Give the listing below again in full, exactly as written.
[BEGIN Entries shown]
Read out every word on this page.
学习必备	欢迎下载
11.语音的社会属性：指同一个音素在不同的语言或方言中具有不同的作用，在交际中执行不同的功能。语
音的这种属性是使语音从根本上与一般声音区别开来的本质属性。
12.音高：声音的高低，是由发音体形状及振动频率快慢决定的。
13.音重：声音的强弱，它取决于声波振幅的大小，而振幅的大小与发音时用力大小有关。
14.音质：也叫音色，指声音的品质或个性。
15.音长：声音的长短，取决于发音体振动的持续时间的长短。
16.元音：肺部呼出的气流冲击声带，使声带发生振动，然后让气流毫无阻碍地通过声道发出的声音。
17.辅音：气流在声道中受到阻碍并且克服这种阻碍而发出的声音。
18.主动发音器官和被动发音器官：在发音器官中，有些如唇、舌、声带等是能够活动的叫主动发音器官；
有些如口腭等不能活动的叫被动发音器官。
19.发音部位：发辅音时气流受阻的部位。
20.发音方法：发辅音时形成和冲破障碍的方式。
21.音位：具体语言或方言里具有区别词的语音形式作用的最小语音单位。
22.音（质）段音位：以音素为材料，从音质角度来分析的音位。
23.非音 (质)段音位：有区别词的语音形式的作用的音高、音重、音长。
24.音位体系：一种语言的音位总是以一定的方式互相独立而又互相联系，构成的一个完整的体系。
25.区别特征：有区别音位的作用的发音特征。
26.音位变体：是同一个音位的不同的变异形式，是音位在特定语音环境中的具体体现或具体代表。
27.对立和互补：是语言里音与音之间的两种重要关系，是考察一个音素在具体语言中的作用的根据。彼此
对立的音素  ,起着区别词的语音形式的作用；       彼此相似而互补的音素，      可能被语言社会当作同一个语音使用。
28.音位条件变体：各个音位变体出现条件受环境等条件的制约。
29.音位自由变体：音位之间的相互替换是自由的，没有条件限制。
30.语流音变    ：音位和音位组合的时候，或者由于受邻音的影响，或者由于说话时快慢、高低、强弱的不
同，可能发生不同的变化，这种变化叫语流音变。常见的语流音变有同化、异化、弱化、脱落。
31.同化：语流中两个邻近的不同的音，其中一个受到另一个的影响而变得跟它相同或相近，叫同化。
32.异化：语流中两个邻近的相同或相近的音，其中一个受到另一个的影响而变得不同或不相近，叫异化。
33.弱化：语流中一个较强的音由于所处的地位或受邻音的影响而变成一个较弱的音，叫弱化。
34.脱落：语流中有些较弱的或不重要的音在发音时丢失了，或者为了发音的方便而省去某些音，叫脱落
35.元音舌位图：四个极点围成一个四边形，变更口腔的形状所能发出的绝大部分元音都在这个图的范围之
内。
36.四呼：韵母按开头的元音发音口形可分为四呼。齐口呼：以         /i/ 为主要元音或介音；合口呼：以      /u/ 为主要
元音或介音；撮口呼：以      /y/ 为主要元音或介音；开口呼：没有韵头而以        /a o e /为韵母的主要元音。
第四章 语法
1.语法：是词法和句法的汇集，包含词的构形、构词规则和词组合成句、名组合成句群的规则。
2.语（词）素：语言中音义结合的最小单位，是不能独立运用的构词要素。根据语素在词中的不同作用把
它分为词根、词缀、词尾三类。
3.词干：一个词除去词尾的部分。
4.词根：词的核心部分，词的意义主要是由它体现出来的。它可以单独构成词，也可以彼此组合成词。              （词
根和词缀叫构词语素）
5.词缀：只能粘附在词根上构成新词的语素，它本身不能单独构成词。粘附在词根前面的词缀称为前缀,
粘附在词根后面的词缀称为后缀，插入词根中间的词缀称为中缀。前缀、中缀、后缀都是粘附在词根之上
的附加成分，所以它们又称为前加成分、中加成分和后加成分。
[END Entries shown]
**Task result:**
Read out every word on this page.
学习必备	欢迎下载
11.语音的社会属性：指同一个音素在不同的语言或方言中具有不同的作用，在交际中执行不同的功能。语
音的这种属性是使语音从根本上与一般声音区别开来的本质属性。
12.音高：声音的高低，是由发音体形状及振动频率快慢决定的。
13.音重：声音的强弱，它取决于声波振幅的大小，而振幅的大小与发音时用力大小有关。
14.音质：也叫音色，指声音的品质或个性。
15.音长：声音的长短，取决于发音体振动的持续时间的长短。
16.元音：肺部呼出的气流冲击声带，使声带发生振动，然后让气流毫无阻碍地通过声道发出的声音。
17.辅音：气流在声道中受到阻碍并且克服这种阻碍而发出的声音。
18.主动发音器官和被动发音器官：在发音器官中，有些如唇、舌、声带等是能够活动的叫主动发音器官；
有些如口腭等不能活动的叫被动发音器官。
19.发音部位：发辅音时气流受阻的部位。
20.发音方法：发辅音时形成和冲破障碍的方式。
21.音位：具体语言或方言里具有区别词的语音形式作用的最小语音单位。
22.音（质）段音位：以音素为材料，从音质角度来分析的音位。
23.非音 (质)段音位：有区别词的语音形式的作用的音高、音重、音长。
24.音位体系：一种语言的音位总是以一定的方式互相独立而又互相联系，构成的一个完整的体系。
25.区别特征：有区别音位的作用的发音特征。
26.音位变体：是同一个音位的不同的变异形式，是音位在特定语音环境中的具体体现或具体代表。
27.对立和互补：是语言里音与音之间的两种重要关系，是考察一个音素在具体语言中的作用的根据。彼此
对立的音素  ,起着区别词的语音形式的作用；       彼此相似而互补的音素，      可能被语言社会当作同一个语音使用。
28.音位条件变体：各个音位变体出现条件受环境等条件的制约。
29.音位自由变体：音位之间的相互替换是自由的，没有条件限制。
30.语流音变    ：音位和音位组合的时候，或者由于受邻音的影响，或者由于说话时快慢、高低、强弱的不
同，可能发生不同的变化，这种变化叫语流音变。常见的语流音变有同化、异化、弱化、脱落。
31.同化：语流中两个邻近的不同的音，其中一个受到另一个的影响而变得跟它相同或相近，叫同化。
32.异化：语流中两个邻近的相同或相近的音，其中一个受到另一个的影响而变得不同或不相近，叫异化。
33.弱化：语流中一个较强的音由于所处的地位或受邻音的影响而变成一个较弱的音，叫弱化。
34.脱落：语流中有些较弱的或不重要的音在发音时丢失了，或者为了发音的方便而省去某些音，叫脱落
35.元音舌位图：四个极点围成一个四边形，变更口腔的形状所能发出的绝大部分元音都在这个图的范围之
内。
36.四呼：韵母按开头的元音发音口形可分为四呼。齐口呼：以         /i/ 为主要元音或介音；合口呼：以      /u/ 为主要
元音或介音；撮口呼：以      /y/ 为主要元音或介音；开口呼：没有韵头而以        /a o e /为韵母的主要元音。
第四章 语法
1.语法：是词法和句法的汇集，包含词的构形、构词规则和词组合成句、名组合成句群的规则。
2.语（词）素：语言中音义结合的最小单位，是不能独立运用的构词要素。根据语素在词中的不同作用把
它分为词根、词缀、词尾三类。
3.词干：一个词除去词尾的部分。
4.词根：词的核心部分，词的意义主要是由它体现出来的。它可以单独构成词，也可以彼此组合成词。              （词
根和词缀叫构词语素）
5.词缀：只能粘附在词根上构成新词的语素，它本身不能单独构成词。粘附在词根前面的词缀称为前缀,
粘附在词根后面的词缀称为后缀，插入词根中间的词缀称为中缀。前缀、中缀、后缀都是粘附在词根之上
的附加成分，所以它们又称为前加成分、中加成分和后加成分。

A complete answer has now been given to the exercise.